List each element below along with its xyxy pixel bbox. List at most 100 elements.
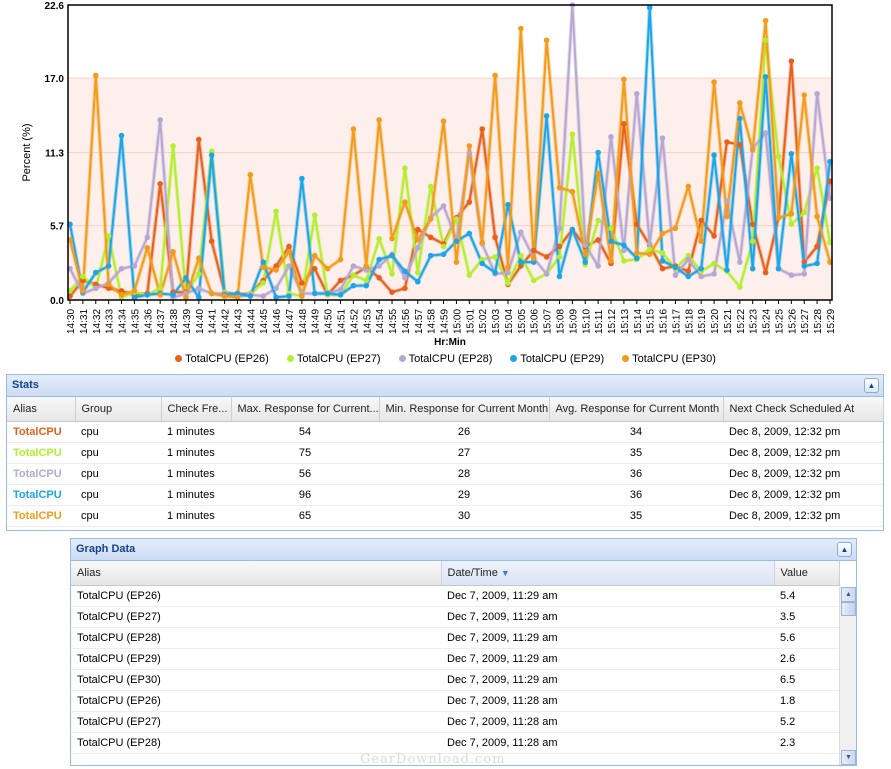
data-point [260,264,267,271]
graph-value-cell: 1.8 [774,690,839,712]
data-point [749,221,756,228]
data-point [337,286,344,293]
data-point [273,285,279,292]
legend-label: TotalCPU (EP26) [185,353,269,365]
data-point [427,183,434,190]
x-tick-label: 14:51 [337,309,348,334]
data-point [157,291,163,298]
col-header-alias[interactable]: Alias [7,397,76,422]
stats-avg-cell: 35 [549,442,723,464]
table-row[interactable]: TotalCPU cpu 1 minutes 65 30 35 Dec 8, 2009, 1… [7,505,883,527]
x-tick-label: 14:39 [182,309,193,334]
graph-alias-cell: TotalCPU (EP28) [71,627,441,649]
table-row[interactable]: TotalCPU cpu 1 minutes 54 26 34 Dec 8, 2009, 1… [7,421,883,443]
stats-alias-cell: TotalCPU [7,484,75,506]
data-point [350,272,357,278]
data-point [414,278,421,285]
data-point [170,248,176,255]
data-point [105,263,112,269]
data-point [518,263,524,269]
table-row[interactable]: TotalCPU cpu 1 minutes 56 28 36 Dec 8, 2009, 1… [7,463,883,485]
data-point [466,151,473,157]
col-header-alias[interactable]: Alias [71,561,442,586]
data-point [646,4,653,11]
data-point [582,251,589,258]
col-header-min-response[interactable]: Min. Response for Current Month [379,397,550,422]
data-point [737,141,743,148]
col-header-group[interactable]: Group [75,397,162,422]
table-row[interactable]: TotalCPU (EP29) Dec 7, 2009, 11:29 am 2.6 [71,648,839,670]
table-row[interactable]: TotalCPU cpu 1 minutes 96 29 36 Dec 8, 2009, 1… [7,484,883,506]
table-row[interactable]: TotalCPU (EP28) Dec 7, 2009, 11:28 am 2.3 [71,732,839,754]
data-point [196,255,202,262]
legend-marker-icon [398,355,406,362]
data-point [427,252,434,259]
legend-item[interactable]: TotalCPU (EP29) [510,353,604,365]
data-point [144,244,151,251]
legend-item[interactable]: TotalCPU (EP28) [398,353,492,365]
scrollbar-thumb[interactable] [841,602,856,616]
col-header-datetime[interactable]: Date/Time ▼ [441,561,775,586]
graph-value-cell: 3.5 [774,606,839,628]
data-point [118,291,125,298]
stats-table: Alias Group Check Fre... Max. Response f… [7,397,884,527]
scroll-up-icon[interactable]: ▲ [841,587,856,602]
x-tick-label: 14:53 [362,309,373,334]
stats-min-cell: 29 [379,484,549,506]
collapse-icon[interactable]: ▲ [837,542,852,557]
stats-group-cell: cpu [75,442,161,464]
series-line [69,6,831,299]
data-point [337,256,344,263]
data-point [479,126,486,132]
scroll-down-icon[interactable]: ▼ [841,750,856,765]
data-point [530,255,537,262]
data-point [672,264,679,271]
data-point [518,229,524,235]
data-point [286,263,292,269]
table-row[interactable]: TotalCPU (EP26) Dec 7, 2009, 11:28 am 1.8 [71,690,839,712]
data-point [92,285,99,292]
vertical-scrollbar[interactable]: ▲ ▼ [839,587,856,765]
y-tick-label: 0.0 [50,296,64,307]
data-point [92,72,99,79]
col-header-max-response[interactable]: Max. Response for Current... [231,397,380,422]
data-point [402,199,408,205]
legend-item[interactable]: TotalCPU (EP26) [175,353,269,365]
data-point [260,259,267,265]
col-header-value[interactable]: Value [774,561,840,586]
col-header-check-frequency[interactable]: Check Fre... [161,397,232,422]
stats-alias-cell: TotalCPU [7,505,75,527]
x-tick-label: 15:11 [594,309,605,334]
stats-max-cell: 75 [231,442,379,464]
data-point [518,259,524,265]
data-point [299,280,305,286]
legend-item[interactable]: TotalCPU (EP30) [622,353,716,365]
data-point [582,259,589,265]
table-row[interactable]: TotalCPU (EP27) Dec 7, 2009, 11:28 am 5.2 [71,711,839,733]
collapse-icon[interactable]: ▲ [864,378,879,393]
data-point [208,148,215,154]
table-row[interactable]: TotalCPU (EP26) Dec 7, 2009, 11:29 am 5.4 [71,585,839,607]
data-point [131,263,138,269]
data-point [685,273,692,280]
data-point [698,238,704,245]
x-tick-label: 15:05 [517,309,528,334]
graph-datetime-cell: Dec 7, 2009, 11:29 am [441,585,774,607]
col-header-avg-response[interactable]: Avg. Response for Current Month [549,397,724,422]
data-point [311,212,318,218]
col-header-next-check[interactable]: Next Check Scheduled At [723,397,884,422]
legend-item[interactable]: TotalCPU (EP27) [286,353,381,365]
data-point [440,243,447,250]
graph-datetime-cell: Dec 7, 2009, 11:29 am [441,606,774,628]
graph-value-cell: 5.4 [774,585,839,607]
data-point [775,265,782,272]
data-point [801,263,808,269]
data-point [814,90,820,97]
x-tick-label: 15:17 [671,309,682,334]
table-row[interactable]: TotalCPU cpu 1 minutes 75 27 35 Dec 8, 2009, 1… [7,442,883,464]
data-point [582,242,589,248]
x-tick-label: 15:27 [800,309,811,334]
table-row[interactable]: TotalCPU (EP28) Dec 7, 2009, 11:29 am 5.6 [71,627,839,649]
table-row[interactable]: TotalCPU (EP30) Dec 7, 2009, 11:29 am 6.5 [71,669,839,691]
table-row[interactable]: TotalCPU (EP27) Dec 7, 2009, 11:29 am 3.5 [71,606,839,628]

###

THE REQUEST: Quote the entry above word for word, leaving out the picture.

CORRECT OUTPUT:
List each element below along with its xyxy pixel bbox. List at most 100 elements.
data-point [260,264,267,271]
graph-value-cell: 1.8 [774,690,839,712]
data-point [749,221,756,228]
data-point [337,286,344,293]
data-point [273,285,279,292]
legend-label: TotalCPU (EP26) [185,353,269,365]
data-point [427,183,434,190]
x-tick-label: 14:51 [337,309,348,334]
data-point [157,291,163,298]
col-header-alias[interactable]: Alias [7,397,76,422]
stats-avg-cell: 35 [549,442,723,464]
table-row[interactable]: TotalCPU cpu 1 minutes 65 30 35 Dec 8, 2009, 1… [7,505,883,527]
x-tick-label: 14:39 [182,309,193,334]
graph-alias-cell: TotalCPU (EP28) [71,627,441,649]
table-row[interactable]: TotalCPU cpu 1 minutes 54 26 34 Dec 8, 2009, 1… [7,421,883,443]
stats-alias-cell: TotalCPU [7,484,75,506]
data-point [350,272,357,278]
data-point [414,278,421,285]
data-point [170,248,176,255]
data-point [105,263,112,269]
data-point [518,263,524,269]
table-row[interactable]: TotalCPU cpu 1 minutes 56 28 36 Dec 8, 2009, 1… [7,463,883,485]
data-point [466,151,473,157]
col-header-alias[interactable]: Alias [71,561,442,586]
data-point [646,4,653,11]
data-point [582,251,589,258]
col-header-min-response[interactable]: Min. Response for Current Month [379,397,550,422]
data-point [737,141,743,148]
col-header-group[interactable]: Group [75,397,162,422]
table-row[interactable]: TotalCPU (EP29) Dec 7, 2009, 11:29 am 2.6 [71,648,839,670]
table-row[interactable]: TotalCPU cpu 1 minutes 96 29 36 Dec 8, 2009, 1… [7,484,883,506]
table-row[interactable]: TotalCPU (EP28) Dec 7, 2009, 11:28 am 2.3 [71,732,839,754]
data-point [196,255,202,262]
legend-marker-icon [398,355,406,362]
data-point [427,252,434,259]
legend-item[interactable]: TotalCPU (EP29) [510,353,604,365]
data-point [144,244,151,251]
legend-item[interactable]: TotalCPU (EP28) [398,353,492,365]
scrollbar-thumb[interactable] [841,602,856,616]
col-header-datetime[interactable]: Date/Time ▼ [441,561,775,586]
graph-value-cell: 3.5 [774,606,839,628]
data-point [118,291,125,298]
stats-table: Alias Group Check Fre... Max. Response f… [7,397,884,527]
scroll-up-icon[interactable]: ▲ [841,587,856,602]
x-tick-label: 14:53 [362,309,373,334]
stats-min-cell: 29 [379,484,549,506]
collapse-icon[interactable]: ▲ [837,542,852,557]
stats-group-cell: cpu [75,442,161,464]
series-line [69,6,831,299]
data-point [337,256,344,263]
data-point [479,126,486,132]
scroll-down-icon[interactable]: ▼ [841,750,856,765]
data-point [530,255,537,262]
data-point [672,264,679,271]
data-point [518,229,524,235]
data-point [286,263,292,269]
table-row[interactable]: TotalCPU (EP26) Dec 7, 2009, 11:28 am 1.8 [71,690,839,712]
data-point [92,285,99,292]
vertical-scrollbar[interactable]: ▲ ▼ [839,587,856,765]
y-tick-label: 0.0 [50,296,64,307]
data-point [92,72,99,79]
col-header-max-response[interactable]: Max. Response for Current... [231,397,380,422]
data-point [402,199,408,205]
legend-item[interactable]: TotalCPU (EP26) [175,353,269,365]
data-point [260,259,267,265]
col-header-value[interactable]: Value [774,561,840,586]
col-header-check-frequency[interactable]: Check Fre... [161,397,232,422]
stats-alias-cell: TotalCPU [7,505,75,527]
x-tick-label: 15:11 [594,309,605,334]
stats-max-cell: 75 [231,442,379,464]
data-point [518,259,524,265]
data-point [299,280,305,286]
legend-item[interactable]: TotalCPU (EP30) [622,353,716,365]
data-point [582,259,589,265]
table-row[interactable]: TotalCPU (EP27) Dec 7, 2009, 11:28 am 5.2 [71,711,839,733]
collapse-icon[interactable]: ▲ [864,378,879,393]
data-point [208,148,215,154]
table-row[interactable]: TotalCPU (EP26) Dec 7, 2009, 11:29 am 5.4 [71,585,839,607]
data-point [131,263,138,269]
data-point [685,273,692,280]
data-point [698,238,704,245]
x-tick-label: 15:05 [517,309,528,334]
graph-datetime-cell: Dec 7, 2009, 11:29 am [441,585,774,607]
col-header-avg-response[interactable]: Avg. Response for Current Month [549,397,724,422]
data-point [311,212,318,218]
col-header-next-check[interactable]: Next Check Scheduled At [723,397,884,422]
legend-item[interactable]: TotalCPU (EP27) [286,353,381,365]
data-point [440,243,447,250]
graph-datetime-cell: Dec 7, 2009, 11:29 am [441,606,774,628]
graph-value-cell: 5.4 [774,585,839,607]
data-point [775,265,782,272]
data-point [801,263,808,269]
data-point [814,90,820,97]
x-tick-label: 15:17 [671,309,682,334]
table-row[interactable]: TotalCPU cpu 1 minutes 75 27 35 Dec 8, 2009, 1… [7,442,883,464]
data-point [582,242,589,248]
x-tick-label: 15:27 [800,309,811,334]
table-row[interactable]: TotalCPU (EP28) Dec 7, 2009, 11:29 am 5.6 [71,627,839,649]
table-row[interactable]: TotalCPU (EP30) Dec 7, 2009, 11:29 am 6.5 [71,669,839,691]
table-row[interactable]: TotalCPU (EP27) Dec 7, 2009, 11:29 am 3.5 [71,606,839,628]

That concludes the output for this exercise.